→ **What is being asked**
Extract each line containing the string "Política".
···
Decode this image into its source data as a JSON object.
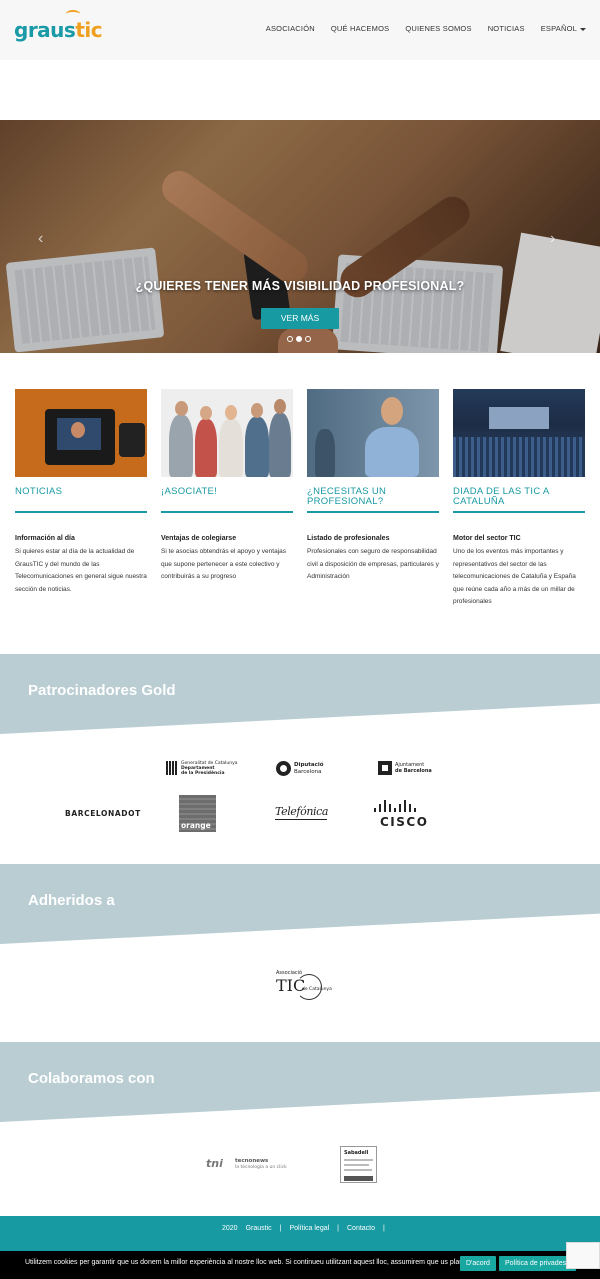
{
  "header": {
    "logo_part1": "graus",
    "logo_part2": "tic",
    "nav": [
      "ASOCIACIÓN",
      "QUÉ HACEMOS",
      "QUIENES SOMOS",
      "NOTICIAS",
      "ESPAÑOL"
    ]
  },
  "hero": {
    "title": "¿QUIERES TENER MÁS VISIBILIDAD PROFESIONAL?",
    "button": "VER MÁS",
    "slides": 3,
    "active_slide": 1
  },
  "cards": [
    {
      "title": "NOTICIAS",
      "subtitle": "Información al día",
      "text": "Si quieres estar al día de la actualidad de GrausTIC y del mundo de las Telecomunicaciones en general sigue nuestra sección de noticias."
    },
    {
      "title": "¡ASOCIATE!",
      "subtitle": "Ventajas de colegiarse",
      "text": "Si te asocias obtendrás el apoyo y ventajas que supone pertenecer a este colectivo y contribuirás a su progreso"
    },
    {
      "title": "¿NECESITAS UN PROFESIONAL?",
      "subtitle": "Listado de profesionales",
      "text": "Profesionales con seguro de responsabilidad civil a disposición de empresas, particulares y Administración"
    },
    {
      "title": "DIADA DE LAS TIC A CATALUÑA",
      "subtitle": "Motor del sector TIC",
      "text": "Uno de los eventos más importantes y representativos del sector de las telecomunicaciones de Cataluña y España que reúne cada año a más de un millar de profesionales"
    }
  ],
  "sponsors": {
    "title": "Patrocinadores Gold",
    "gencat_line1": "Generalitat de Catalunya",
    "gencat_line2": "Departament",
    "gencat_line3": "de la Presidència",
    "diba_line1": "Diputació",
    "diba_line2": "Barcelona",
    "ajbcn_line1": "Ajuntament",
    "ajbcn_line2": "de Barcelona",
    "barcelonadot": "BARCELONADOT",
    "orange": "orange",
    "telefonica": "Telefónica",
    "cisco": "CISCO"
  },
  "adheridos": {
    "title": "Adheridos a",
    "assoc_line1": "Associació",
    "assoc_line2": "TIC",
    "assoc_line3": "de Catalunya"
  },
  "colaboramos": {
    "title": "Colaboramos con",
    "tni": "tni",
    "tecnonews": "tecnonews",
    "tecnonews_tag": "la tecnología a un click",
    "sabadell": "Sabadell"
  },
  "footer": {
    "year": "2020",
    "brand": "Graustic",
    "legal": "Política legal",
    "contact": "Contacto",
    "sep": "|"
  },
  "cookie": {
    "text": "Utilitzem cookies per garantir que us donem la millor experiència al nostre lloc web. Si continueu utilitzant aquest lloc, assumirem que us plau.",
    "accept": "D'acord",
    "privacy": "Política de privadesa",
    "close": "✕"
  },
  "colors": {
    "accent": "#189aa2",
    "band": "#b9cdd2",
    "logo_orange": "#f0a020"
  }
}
···
→ **Response to this task**
    "legal": "Política legal",
    "privacy": "Política de privadesa",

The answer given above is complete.